Goal
Drop all images and give the records again exactly.

------------------------------

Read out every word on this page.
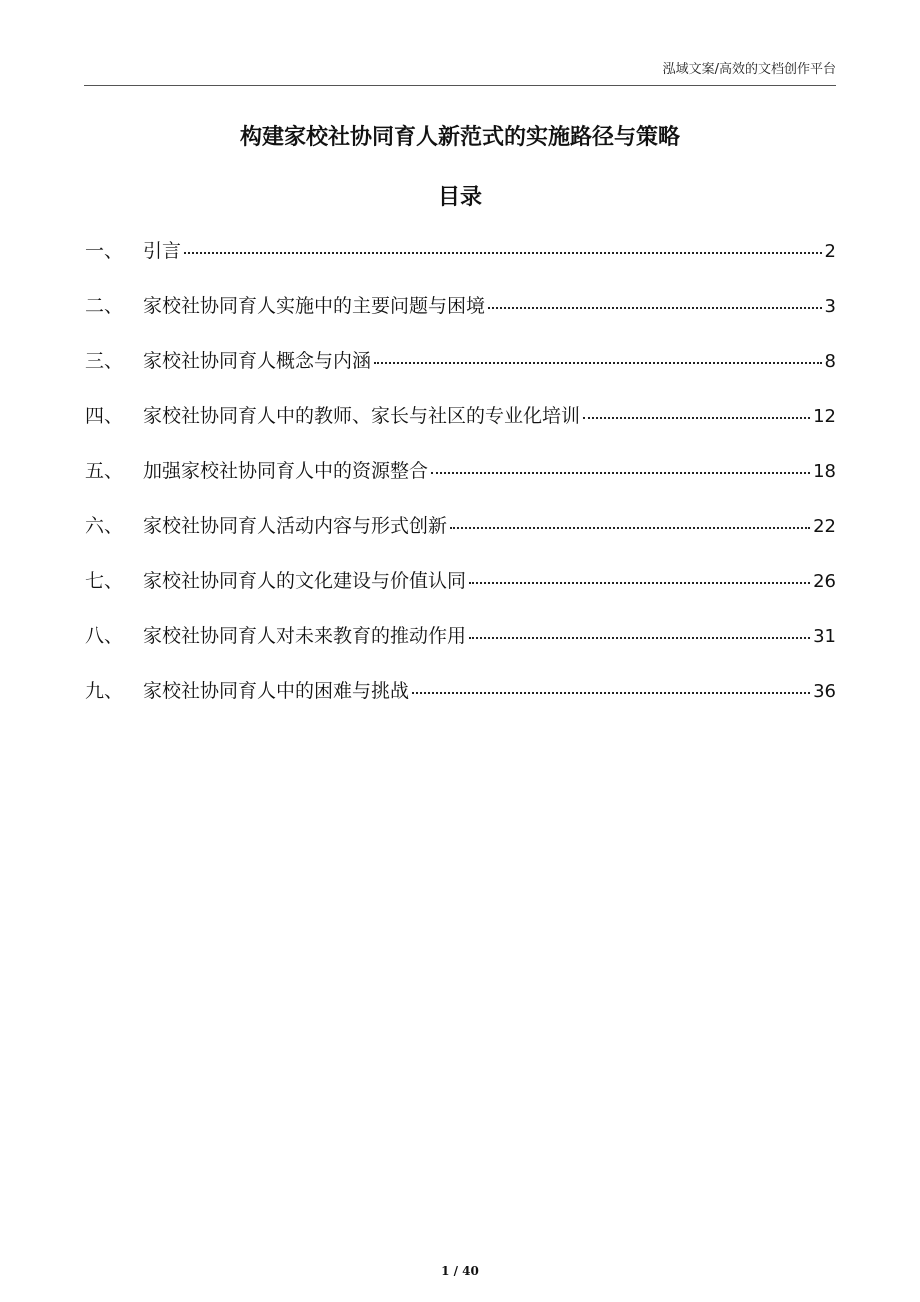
泓域文案/高效的文档创作平台
构建家校社协同育人新范式的实施路径与策略
目录
一、	引言	2
二、	家校社协同育人实施中的主要问题与困境	3
三、	家校社协同育人概念与内涵	8
四、	家校社协同育人中的教师、家长与社区的专业化培训	12
五、	加强家校社协同育人中的资源整合	18
六、	家校社协同育人活动内容与形式创新	22
七、	家校社协同育人的文化建设与价值认同	26
八、	家校社协同育人对未来教育的推动作用	31
九、	家校社协同育人中的困难与挑战	36
1 / 40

------------------------------

Solved exercise
Read out every word on this page.
泓域文案/高效的文档创作平台
构建家校社协同育人新范式的实施路径与策略
目录
一、	引言	2
二、	家校社协同育人实施中的主要问题与困境	3
三、	家校社协同育人概念与内涵	8
四、	家校社协同育人中的教师、家长与社区的专业化培训	12
五、	加强家校社协同育人中的资源整合	18
六、	家校社协同育人活动内容与形式创新	22
七、	家校社协同育人的文化建设与价值认同	26
八、	家校社协同育人对未来教育的推动作用	31
九、	家校社协同育人中的困难与挑战	36
1 / 40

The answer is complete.